Set problem: Set the data down again, exactly as it reads, but without the pictures.

Dataset items:
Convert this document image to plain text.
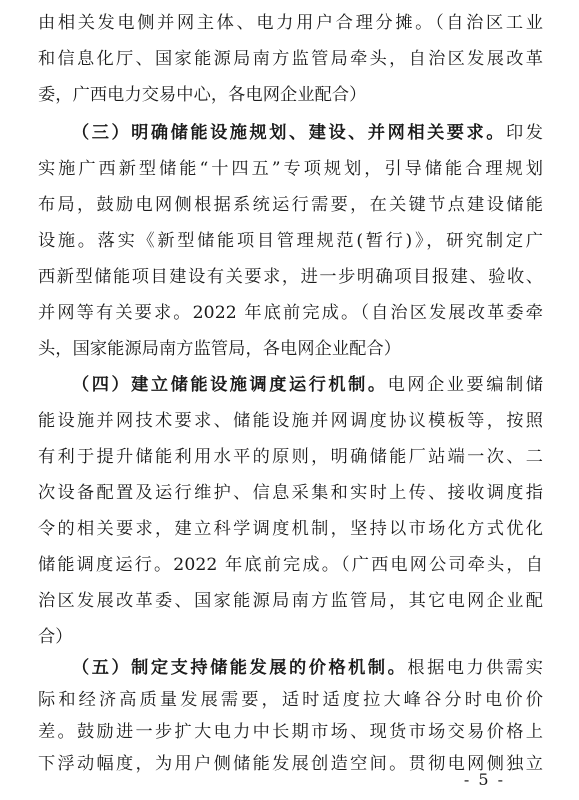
由相关发电侧并网主体、电力用户合理分摊。（自治区工业
和信息化厅、国家能源局南方监管局牵头，自治区发展改革
委，广西电力交易中心，各电网企业配合）
（三）明确储能设施规划、建设、并网相关要求。印发
实施广西新型储能“十四五”专项规划，引导储能合理规划
布局，鼓励电网侧根据系统运行需要，在关键节点建设储能
设施。落实《新型储能项目管理规范(暂行)》，研究制定广
西新型储能项目建设有关要求，进一步明确项目报建、验收、
并网等有关要求。2022 年底前完成。（自治区发展改革委牵
头，国家能源局南方监管局，各电网企业配合）
（四）建立储能设施调度运行机制。电网企业要编制储
能设施并网技术要求、储能设施并网调度协议模板等，按照
有利于提升储能利用水平的原则，明确储能厂站端一次、二
次设备配置及运行维护、信息采集和实时上传、接收调度指
令的相关要求，建立科学调度机制，坚持以市场化方式优化
储能调度运行。2022 年底前完成。（广西电网公司牵头，自
治区发展改革委、国家能源局南方监管局，其它电网企业配
合）
（五）制定支持储能发展的价格机制。根据电力供需实
际和经济高质量发展需要，适时适度拉大峰谷分时电价价
差。鼓励进一步扩大电力中长期市场、现货市场交易价格上
下浮动幅度，为用户侧储能发展创造空间。贯彻电网侧独立
- 5 -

Exercise solution:
Convert this document image to plain text.
由相关发电侧并网主体、电力用户合理分摊。（自治区工业
和信息化厅、国家能源局南方监管局牵头，自治区发展改革
委，广西电力交易中心，各电网企业配合）
（三）明确储能设施规划、建设、并网相关要求。印发
实施广西新型储能“十四五”专项规划，引导储能合理规划
布局，鼓励电网侧根据系统运行需要，在关键节点建设储能
设施。落实《新型储能项目管理规范(暂行)》，研究制定广
西新型储能项目建设有关要求，进一步明确项目报建、验收、
并网等有关要求。2022 年底前完成。（自治区发展改革委牵
头，国家能源局南方监管局，各电网企业配合）
（四）建立储能设施调度运行机制。电网企业要编制储
能设施并网技术要求、储能设施并网调度协议模板等，按照
有利于提升储能利用水平的原则，明确储能厂站端一次、二
次设备配置及运行维护、信息采集和实时上传、接收调度指
令的相关要求，建立科学调度机制，坚持以市场化方式优化
储能调度运行。2022 年底前完成。（广西电网公司牵头，自
治区发展改革委、国家能源局南方监管局，其它电网企业配
合）
（五）制定支持储能发展的价格机制。根据电力供需实
际和经济高质量发展需要，适时适度拉大峰谷分时电价价
差。鼓励进一步扩大电力中长期市场、现货市场交易价格上
下浮动幅度，为用户侧储能发展创造空间。贯彻电网侧独立
- 5 -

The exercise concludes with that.